**Stated exercise:** Continue the passage on byte order in memory, picking up after its last sentence.

**Excerpt to read:**

For example, the 32-bit hex pattern 0x1203F5C4 would need to be stored as 0x12, 0x03, 0xF5 and 0xC4 byte values.
We have a choice: in what order should the byte values be stored?
From a human's perspective, it makes sense to put the pattern into memory in the same way that we write it down: big-end first, i.e.

Byte Address 0 1 2 3

Value 12 03 F5 C4
This is known as big-endian storage of multi-byte data.
However, this is completely arbitrary. There is another way to store the byte values.
Instead, we could store the byte values little-end first, or little-endian storage, i.e.

Byte Address 0 1 2 3

Value C4 F5 03 12
This might seem weird-looking, but there is a reason for it. Consider the small number 0x00000005, which is 5 decimal. Let's store it as a 32-bit value at address 0 in memory, little-endian order:

Byte Address 0 1 2 3

Value 05 00 00 00
Now, what 8-bit integer is stored at address 0: well, 0x05 of course, or 5 decimal.
And, what 16-bit little-endian integer is stored at address 0: well, 0x0005, which is again 5 decimal.

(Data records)
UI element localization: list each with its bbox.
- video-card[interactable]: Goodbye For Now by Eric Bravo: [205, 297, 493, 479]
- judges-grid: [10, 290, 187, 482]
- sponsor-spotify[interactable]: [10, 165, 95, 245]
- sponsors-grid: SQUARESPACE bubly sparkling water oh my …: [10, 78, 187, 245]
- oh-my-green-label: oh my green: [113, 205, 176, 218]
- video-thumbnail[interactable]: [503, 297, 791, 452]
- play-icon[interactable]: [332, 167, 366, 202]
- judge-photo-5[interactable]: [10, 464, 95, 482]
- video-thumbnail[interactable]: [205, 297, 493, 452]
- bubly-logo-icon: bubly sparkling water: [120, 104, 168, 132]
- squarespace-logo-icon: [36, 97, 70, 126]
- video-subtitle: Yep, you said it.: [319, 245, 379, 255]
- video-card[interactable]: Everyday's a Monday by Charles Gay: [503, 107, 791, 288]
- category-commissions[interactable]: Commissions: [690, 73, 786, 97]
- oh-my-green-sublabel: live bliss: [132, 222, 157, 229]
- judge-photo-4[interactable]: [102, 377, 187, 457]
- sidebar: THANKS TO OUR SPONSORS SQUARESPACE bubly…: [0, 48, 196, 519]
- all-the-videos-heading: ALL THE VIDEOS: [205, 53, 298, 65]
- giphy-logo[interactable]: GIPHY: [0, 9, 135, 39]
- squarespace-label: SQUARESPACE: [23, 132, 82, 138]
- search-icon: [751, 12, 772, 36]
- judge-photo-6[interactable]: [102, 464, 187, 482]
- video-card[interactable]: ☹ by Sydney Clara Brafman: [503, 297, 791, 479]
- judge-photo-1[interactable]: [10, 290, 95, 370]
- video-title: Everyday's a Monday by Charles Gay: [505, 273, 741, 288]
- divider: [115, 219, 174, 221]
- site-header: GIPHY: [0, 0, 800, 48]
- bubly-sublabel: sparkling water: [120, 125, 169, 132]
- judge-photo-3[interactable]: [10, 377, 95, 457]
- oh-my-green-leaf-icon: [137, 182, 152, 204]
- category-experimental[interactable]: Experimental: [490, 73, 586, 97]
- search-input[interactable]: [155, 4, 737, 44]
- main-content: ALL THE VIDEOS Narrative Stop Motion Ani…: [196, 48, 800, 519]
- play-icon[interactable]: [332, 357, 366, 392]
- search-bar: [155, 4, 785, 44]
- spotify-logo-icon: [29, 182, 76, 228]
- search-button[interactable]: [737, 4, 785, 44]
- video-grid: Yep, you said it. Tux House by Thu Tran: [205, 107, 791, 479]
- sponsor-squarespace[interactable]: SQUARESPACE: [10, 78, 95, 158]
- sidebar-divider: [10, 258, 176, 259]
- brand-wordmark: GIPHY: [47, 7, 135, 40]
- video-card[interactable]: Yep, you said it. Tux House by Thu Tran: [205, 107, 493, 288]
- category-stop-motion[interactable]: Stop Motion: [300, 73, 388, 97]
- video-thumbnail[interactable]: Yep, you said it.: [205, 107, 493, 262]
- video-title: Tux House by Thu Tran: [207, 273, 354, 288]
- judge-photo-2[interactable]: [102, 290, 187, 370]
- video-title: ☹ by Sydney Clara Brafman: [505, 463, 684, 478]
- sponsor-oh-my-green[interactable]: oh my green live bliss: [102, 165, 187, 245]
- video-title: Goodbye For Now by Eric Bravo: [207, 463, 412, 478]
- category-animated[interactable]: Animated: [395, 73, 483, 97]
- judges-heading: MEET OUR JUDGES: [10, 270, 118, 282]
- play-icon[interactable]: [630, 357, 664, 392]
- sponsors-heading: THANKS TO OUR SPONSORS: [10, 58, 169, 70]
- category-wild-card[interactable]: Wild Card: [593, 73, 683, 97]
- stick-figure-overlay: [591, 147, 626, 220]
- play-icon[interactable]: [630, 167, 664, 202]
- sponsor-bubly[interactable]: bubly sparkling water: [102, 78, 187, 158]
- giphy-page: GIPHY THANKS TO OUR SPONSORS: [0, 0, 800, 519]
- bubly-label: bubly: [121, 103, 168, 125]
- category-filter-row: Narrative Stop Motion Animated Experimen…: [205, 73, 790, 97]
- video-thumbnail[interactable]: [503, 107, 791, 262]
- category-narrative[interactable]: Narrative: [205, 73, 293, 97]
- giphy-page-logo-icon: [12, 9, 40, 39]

**Task output:**
But if, instead, we had stored the 32-bit value in big-endian order:

Byte Address 0 1 2 3

Value 00 00 00 05

the 8-bit and 16-bit equivalents are no longer at address 0: they are at addresses 3 and 2, respectively.
The decision to use big- or little-endian has been a running source of arguments since the 1970s.
Most CPUs are either little-endian or big-endian, but not both:
- Intel IA-32 chips are little-endian.
- Motorola 680x0 chips are big-endian.
- However, the MIPS CPU can be told to boot into either mode. We will be using little-endian MIPS.
It is worth noting that the default encoding of multibyte binary integers on the Internet is big-endian format.

3 Characters and Strings

There is no algorithmic way to convert characters into bit patterns.
Therefore, we need an arbitrary mapping of characters to bit patterns, known as a code.
The most common character code is ASCII. It uses 7-bit patterns, normally stored in 8-bit bytes with a leading 0 bit, to represent 128 characters.
- some characters are printable, including the space character.
- some characters are non-printable, but have been used to control character transmission, e.g. to physical devices like teleprinters.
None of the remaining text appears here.